[Collected data entries]
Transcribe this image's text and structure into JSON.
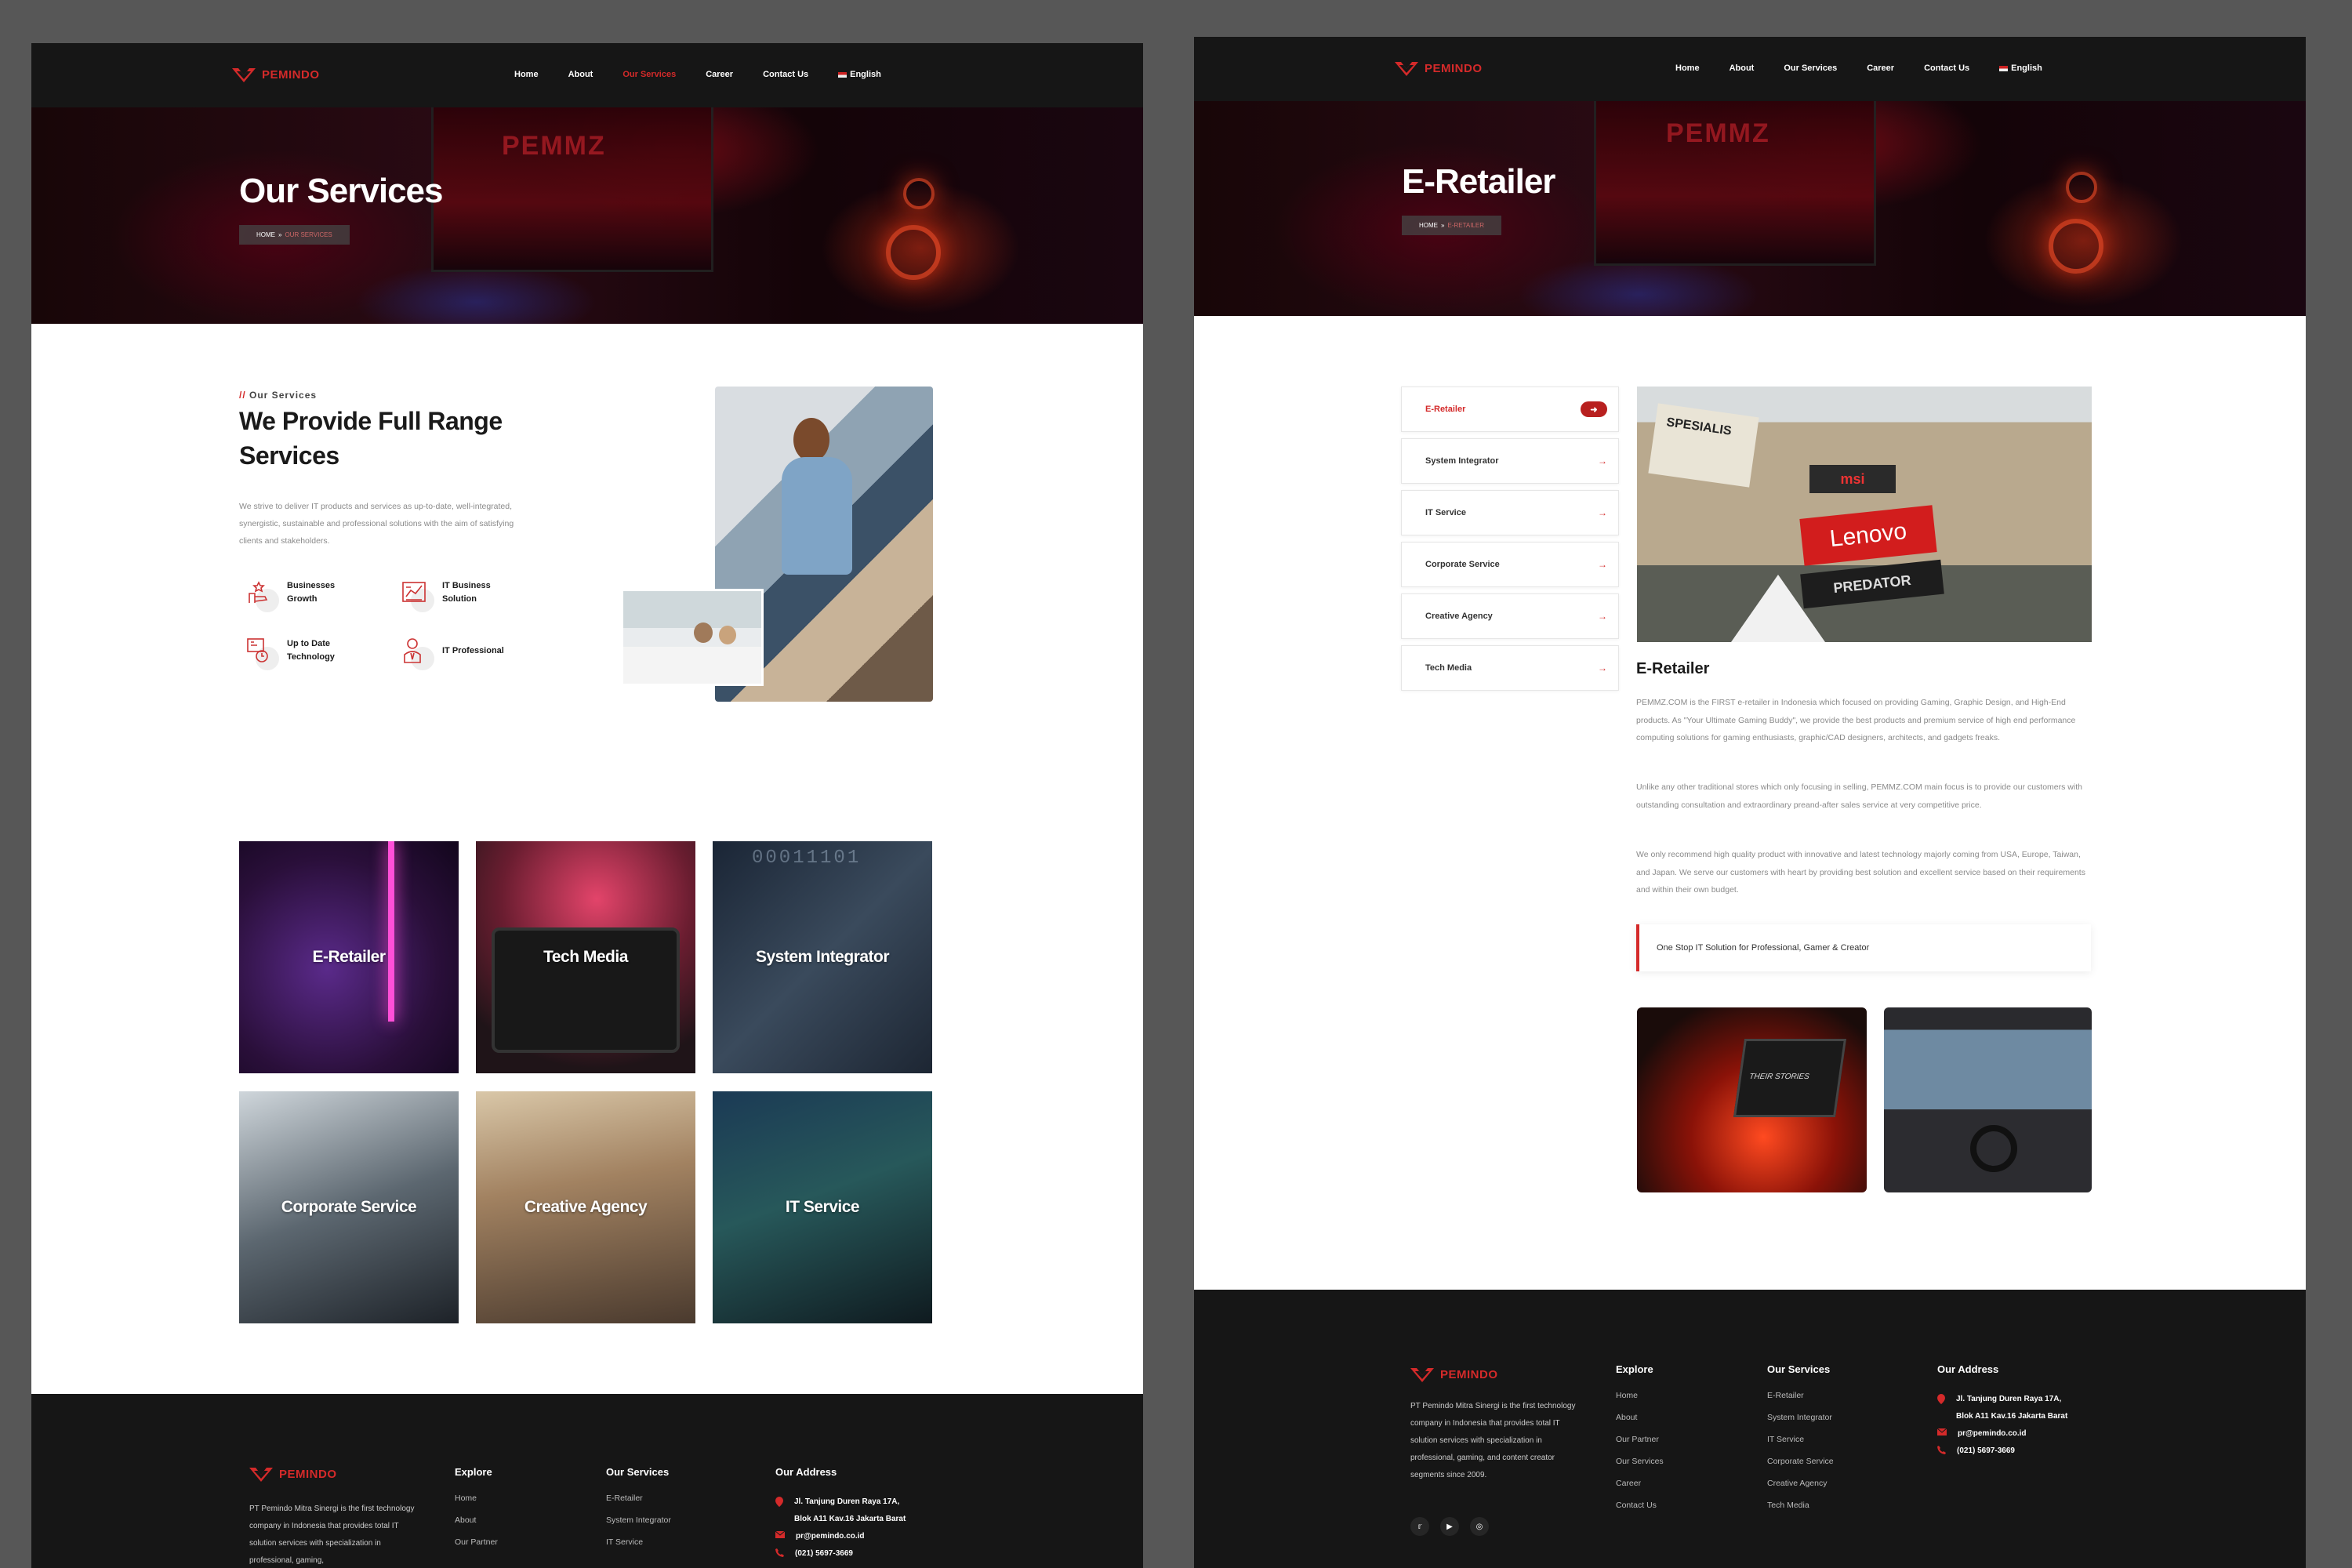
{
  "brand": "PEMINDO",
  "nav": {
    "items": [
      "Home",
      "About",
      "Our Services",
      "Career",
      "Contact Us"
    ],
    "lang": "English"
  },
  "colors": {
    "accent": "#d42a2a",
    "dark": "#161616"
  },
  "left": {
    "hero": {
      "title": "Our Services",
      "crumb_home": "HOME",
      "crumb_sep": "»",
      "crumb_current": "OUR SERVICES",
      "watermark": "PEMMZ"
    },
    "about": {
      "tag_slash": "//",
      "tag": "Our Services",
      "title": "We Provide Full Range Services",
      "desc": "We strive to deliver IT products and services as up-to-date, well-integrated, synergistic, sustainable and professional solutions with the aim of satisfying clients and stakeholders.",
      "features": [
        {
          "label": "Businesses Growth",
          "icon": "growth-icon"
        },
        {
          "label": "IT Business Solution",
          "icon": "chart-icon"
        },
        {
          "label": "Up to Date Technology",
          "icon": "technology-icon"
        },
        {
          "label": "IT Professional",
          "icon": "professional-icon"
        }
      ]
    },
    "tiles": [
      "E-Retailer",
      "Tech Media",
      "System Integrator",
      "Corporate Service",
      "Creative Agency",
      "IT Service"
    ],
    "footer": {
      "desc": "PT Pemindo Mitra Sinergi is the first technology company in Indonesia that provides total IT solution services with specialization in professional, gaming,",
      "explore_title": "Explore",
      "explore": [
        "Home",
        "About",
        "Our Partner"
      ],
      "services_title": "Our Services",
      "services": [
        "E-Retailer",
        "System Integrator",
        "IT Service"
      ],
      "address_title": "Our Address",
      "address1": "Jl. Tanjung Duren Raya 17A,",
      "address2": "Blok A11 Kav.16 Jakarta Barat",
      "email": "pr@pemindo.co.id",
      "phone": "(021) 5697-3669"
    }
  },
  "right": {
    "hero": {
      "title": "E-Retailer",
      "crumb_home": "HOME",
      "crumb_sep": "»",
      "crumb_current": "E-RETAILER",
      "watermark": "PEMMZ"
    },
    "sidebar": [
      "E-Retailer",
      "System Integrator",
      "IT Service",
      "Corporate Service",
      "Creative Agency",
      "Tech Media"
    ],
    "content": {
      "title": "E-Retailer",
      "p1": "PEMMZ.COM is the FIRST e-retailer in Indonesia which focused on providing Gaming, Graphic Design, and High-End products. As \"Your Ultimate Gaming Buddy\", we provide the best products and premium service of high end performance computing solutions for gaming enthusiasts, graphic/CAD designers, architects, and gadgets freaks.",
      "p2": "Unlike any other traditional stores which only focusing in selling, PEMMZ.COM main focus is to provide our customers with outstanding consultation and extraordinary preand-after sales service at very competitive price.",
      "p3": "We only recommend high quality product with innovative and latest technology majorly coming from USA, Europe, Taiwan, and Japan. We serve our customers with heart by providing best solution and excellent service based on their requirements and within their own budget.",
      "quote": "One Stop IT Solution for Professional, Gamer & Creator",
      "store_signs": [
        "SPESIALIS",
        "msi",
        "Lenovo",
        "PREDATOR"
      ],
      "laptop_text": "THEIR STORIES"
    },
    "footer": {
      "desc": "PT Pemindo Mitra Sinergi is the first technology company in Indonesia that provides total IT solution services with specialization in professional, gaming, and content creator segments since 2009.",
      "explore_title": "Explore",
      "explore": [
        "Home",
        "About",
        "Our Partner",
        "Our Services",
        "Career",
        "Contact Us"
      ],
      "services_title": "Our Services",
      "services": [
        "E-Retailer",
        "System Integrator",
        "IT Service",
        "Corporate Service",
        "Creative Agency",
        "Tech Media"
      ],
      "address_title": "Our Address",
      "address1": "Jl. Tanjung Duren Raya 17A,",
      "address2": "Blok A11 Kav.16 Jakarta Barat",
      "email": "pr@pemindo.co.id",
      "phone": "(021) 5697-3669",
      "social": [
        "twitter-icon",
        "youtube-icon",
        "instagram-icon"
      ]
    }
  }
}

To do
Transcribe every record above exactly, leaving out the pictures.

Correct answer
Transcribe this image's text and structure into JSON.
{
  "brand": "PEMINDO",
  "nav": {
    "items": [
      "Home",
      "About",
      "Our Services",
      "Career",
      "Contact Us"
    ],
    "lang": "English"
  },
  "colors": {
    "accent": "#d42a2a",
    "dark": "#161616"
  },
  "left": {
    "hero": {
      "title": "Our Services",
      "crumb_home": "HOME",
      "crumb_sep": "»",
      "crumb_current": "OUR SERVICES",
      "watermark": "PEMMZ"
    },
    "about": {
      "tag_slash": "//",
      "tag": "Our Services",
      "title": "We Provide Full Range Services",
      "desc": "We strive to deliver IT products and services as up-to-date, well-integrated, synergistic, sustainable and professional solutions with the aim of satisfying clients and stakeholders.",
      "features": [
        {
          "label": "Businesses Growth",
          "icon": "growth-icon"
        },
        {
          "label": "IT Business Solution",
          "icon": "chart-icon"
        },
        {
          "label": "Up to Date Technology",
          "icon": "technology-icon"
        },
        {
          "label": "IT Professional",
          "icon": "professional-icon"
        }
      ]
    },
    "tiles": [
      "E-Retailer",
      "Tech Media",
      "System Integrator",
      "Corporate Service",
      "Creative Agency",
      "IT Service"
    ],
    "footer": {
      "desc": "PT Pemindo Mitra Sinergi is the first technology company in Indonesia that provides total IT solution services with specialization in professional, gaming,",
      "explore_title": "Explore",
      "explore": [
        "Home",
        "About",
        "Our Partner"
      ],
      "services_title": "Our Services",
      "services": [
        "E-Retailer",
        "System Integrator",
        "IT Service"
      ],
      "address_title": "Our Address",
      "address1": "Jl. Tanjung Duren Raya 17A,",
      "address2": "Blok A11 Kav.16 Jakarta Barat",
      "email": "pr@pemindo.co.id",
      "phone": "(021) 5697-3669"
    }
  },
  "right": {
    "hero": {
      "title": "E-Retailer",
      "crumb_home": "HOME",
      "crumb_sep": "»",
      "crumb_current": "E-RETAILER",
      "watermark": "PEMMZ"
    },
    "sidebar": [
      "E-Retailer",
      "System Integrator",
      "IT Service",
      "Corporate Service",
      "Creative Agency",
      "Tech Media"
    ],
    "content": {
      "title": "E-Retailer",
      "p1": "PEMMZ.COM is the FIRST e-retailer in Indonesia which focused on providing Gaming, Graphic Design, and High-End products. As \"Your Ultimate Gaming Buddy\", we provide the best products and premium service of high end performance computing solutions for gaming enthusiasts, graphic/CAD designers, architects, and gadgets freaks.",
      "p2": "Unlike any other traditional stores which only focusing in selling, PEMMZ.COM main focus is to provide our customers with outstanding consultation and extraordinary preand-after sales service at very competitive price.",
      "p3": "We only recommend high quality product with innovative and latest technology majorly coming from USA, Europe, Taiwan, and Japan. We serve our customers with heart by providing best solution and excellent service based on their requirements and within their own budget.",
      "quote": "One Stop IT Solution for Professional, Gamer & Creator",
      "store_signs": [
        "SPESIALIS",
        "msi",
        "Lenovo",
        "PREDATOR"
      ],
      "laptop_text": "THEIR STORIES"
    },
    "footer": {
      "desc": "PT Pemindo Mitra Sinergi is the first technology company in Indonesia that provides total IT solution services with specialization in professional, gaming, and content creator segments since 2009.",
      "explore_title": "Explore",
      "explore": [
        "Home",
        "About",
        "Our Partner",
        "Our Services",
        "Career",
        "Contact Us"
      ],
      "services_title": "Our Services",
      "services": [
        "E-Retailer",
        "System Integrator",
        "IT Service",
        "Corporate Service",
        "Creative Agency",
        "Tech Media"
      ],
      "address_title": "Our Address",
      "address1": "Jl. Tanjung Duren Raya 17A,",
      "address2": "Blok A11 Kav.16 Jakarta Barat",
      "email": "pr@pemindo.co.id",
      "phone": "(021) 5697-3669",
      "social": [
        "twitter-icon",
        "youtube-icon",
        "instagram-icon"
      ]
    }
  }
}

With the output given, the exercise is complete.